▸ Required task:
Collect every line in the material below that contains the word "Position", and copy each one out in full.

[Rows from a layout dataset]

## Start

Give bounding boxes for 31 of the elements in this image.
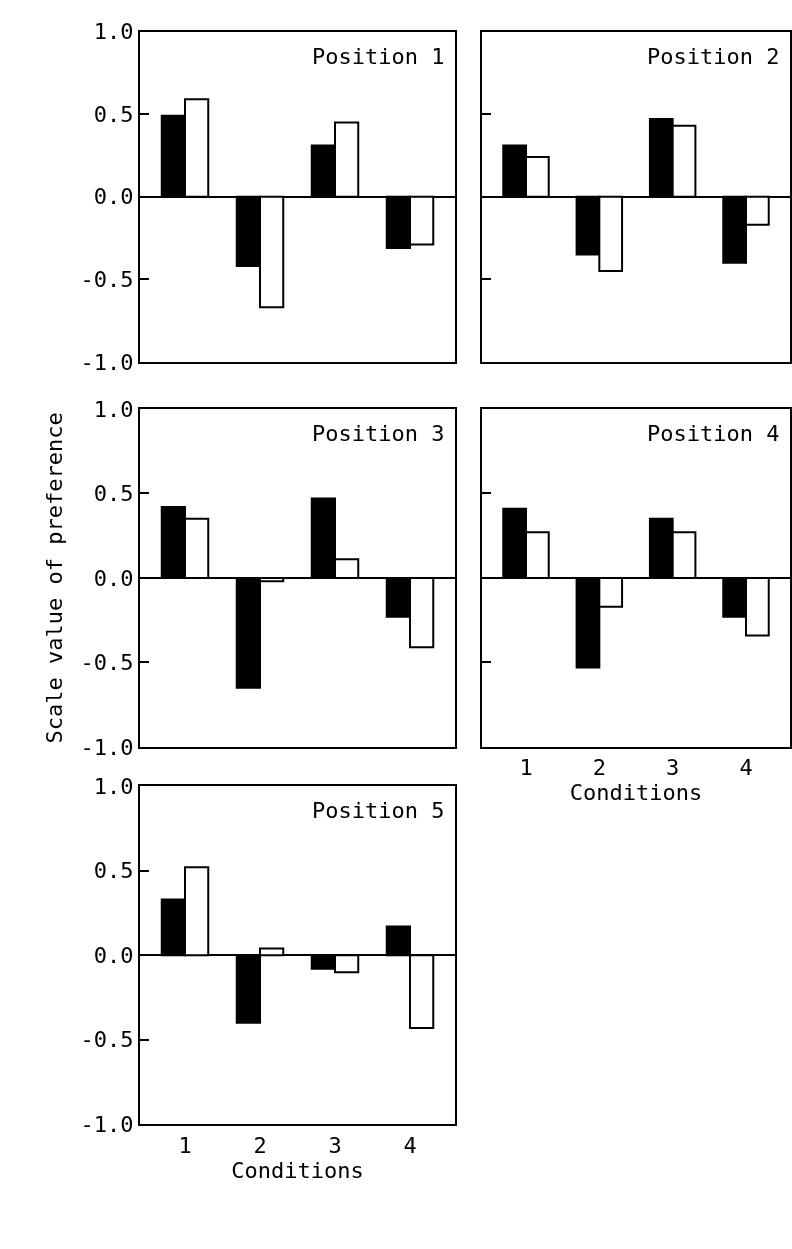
y-tick-label: 1.0	[93, 396, 134, 422]
y-tick-label: -1.0	[80, 349, 134, 375]
y-tick-label: 1.0	[93, 773, 134, 799]
y-tick-label: -1.0	[80, 1111, 134, 1137]
x-tick-label: 3	[328, 1132, 342, 1158]
x-tick-label: 2	[253, 1132, 267, 1158]
x-axis-title: Conditions	[569, 780, 703, 806]
x-tick-label: 3	[666, 755, 680, 781]
y-tick-label: -0.5	[80, 650, 134, 676]
x-tick-label: 1	[178, 1132, 192, 1158]
y-tick-label: -1.0	[80, 734, 134, 760]
x-tick-label: 1	[519, 755, 533, 781]
y-tick-label: 1.0	[93, 19, 134, 45]
text: Position 5	[312, 798, 445, 823]
y-tick-label: 0.0	[93, 565, 134, 591]
y-tick-label: 0.5	[93, 481, 134, 507]
text: Position 3	[312, 421, 445, 446]
x-tick-label: 4	[403, 1132, 417, 1158]
x-tick-label: 4	[739, 755, 753, 781]
x-axis-title: Conditions	[231, 1157, 364, 1183]
y-tick-label: -0.5	[80, 1027, 134, 1053]
y-tick-label: 0.5	[93, 858, 134, 884]
y-axis-title: Scale value of preference	[41, 412, 67, 744]
y-tick-label: 0.5	[93, 101, 134, 127]
text: Position 1	[312, 44, 445, 69]
text: Position 2	[647, 44, 780, 69]
y-tick-label: 0.0	[93, 184, 134, 210]
y-tick-label: -0.5	[80, 266, 134, 292]
text: Position 4	[647, 421, 780, 446]
x-tick-label: 2	[592, 755, 606, 781]
y-tick-label: 0.0	[93, 942, 134, 968]
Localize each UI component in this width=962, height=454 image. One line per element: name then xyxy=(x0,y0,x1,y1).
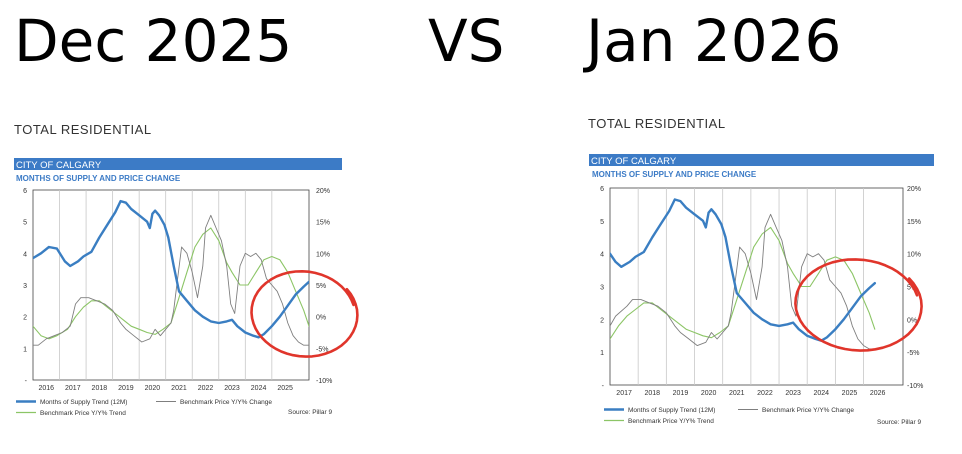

## End

▸ Solution to this task:
text: Position 5	[312, 798, 445, 823]
text: Position 3	[312, 421, 445, 446]
text: Position 1	[312, 44, 445, 69]
text: Position 2	[647, 44, 780, 69]
text: Position 4	[647, 421, 780, 446]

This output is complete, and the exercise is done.